■ YOUR TASK
Read the records below. Copy each line where the string "within" occurs.

■ TASK DATA
┄┄┄┄┄┄
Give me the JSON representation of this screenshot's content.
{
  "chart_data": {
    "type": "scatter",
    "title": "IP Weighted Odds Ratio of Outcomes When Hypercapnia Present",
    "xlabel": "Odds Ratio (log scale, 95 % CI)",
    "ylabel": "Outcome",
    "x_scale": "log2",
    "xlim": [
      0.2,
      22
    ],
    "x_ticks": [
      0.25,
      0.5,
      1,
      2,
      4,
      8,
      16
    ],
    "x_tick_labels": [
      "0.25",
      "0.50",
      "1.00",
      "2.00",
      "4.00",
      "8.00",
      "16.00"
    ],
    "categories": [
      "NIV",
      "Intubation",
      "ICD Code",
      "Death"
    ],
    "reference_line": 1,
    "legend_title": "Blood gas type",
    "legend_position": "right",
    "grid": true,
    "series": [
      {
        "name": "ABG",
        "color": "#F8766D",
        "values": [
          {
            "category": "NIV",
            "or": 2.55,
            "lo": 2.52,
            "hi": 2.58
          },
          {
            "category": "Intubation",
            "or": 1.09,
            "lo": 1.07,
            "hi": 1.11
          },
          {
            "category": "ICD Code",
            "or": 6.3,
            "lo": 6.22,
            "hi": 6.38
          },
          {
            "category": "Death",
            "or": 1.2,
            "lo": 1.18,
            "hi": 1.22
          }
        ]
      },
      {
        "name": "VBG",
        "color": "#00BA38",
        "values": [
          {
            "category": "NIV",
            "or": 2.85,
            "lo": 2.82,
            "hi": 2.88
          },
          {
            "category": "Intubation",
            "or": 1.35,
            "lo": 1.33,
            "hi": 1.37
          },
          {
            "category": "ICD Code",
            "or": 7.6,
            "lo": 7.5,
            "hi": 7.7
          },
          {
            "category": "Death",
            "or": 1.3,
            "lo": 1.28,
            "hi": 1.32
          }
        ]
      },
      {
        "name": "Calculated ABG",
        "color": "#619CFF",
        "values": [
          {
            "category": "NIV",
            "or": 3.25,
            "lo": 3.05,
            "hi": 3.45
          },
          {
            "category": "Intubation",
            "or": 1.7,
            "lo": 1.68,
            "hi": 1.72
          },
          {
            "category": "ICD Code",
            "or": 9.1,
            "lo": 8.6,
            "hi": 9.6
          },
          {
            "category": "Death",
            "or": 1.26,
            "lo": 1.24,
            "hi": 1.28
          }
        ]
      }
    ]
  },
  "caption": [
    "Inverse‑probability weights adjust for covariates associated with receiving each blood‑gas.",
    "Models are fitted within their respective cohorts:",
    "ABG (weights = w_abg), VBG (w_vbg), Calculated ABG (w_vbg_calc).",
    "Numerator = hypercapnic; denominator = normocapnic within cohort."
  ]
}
┄┄┄┄┄┄
■ EXERCISE RESPONSE
    "Models are fitted within their respective cohorts:",
    "Numerator = hypercapnic; denominator = normocapnic within cohort."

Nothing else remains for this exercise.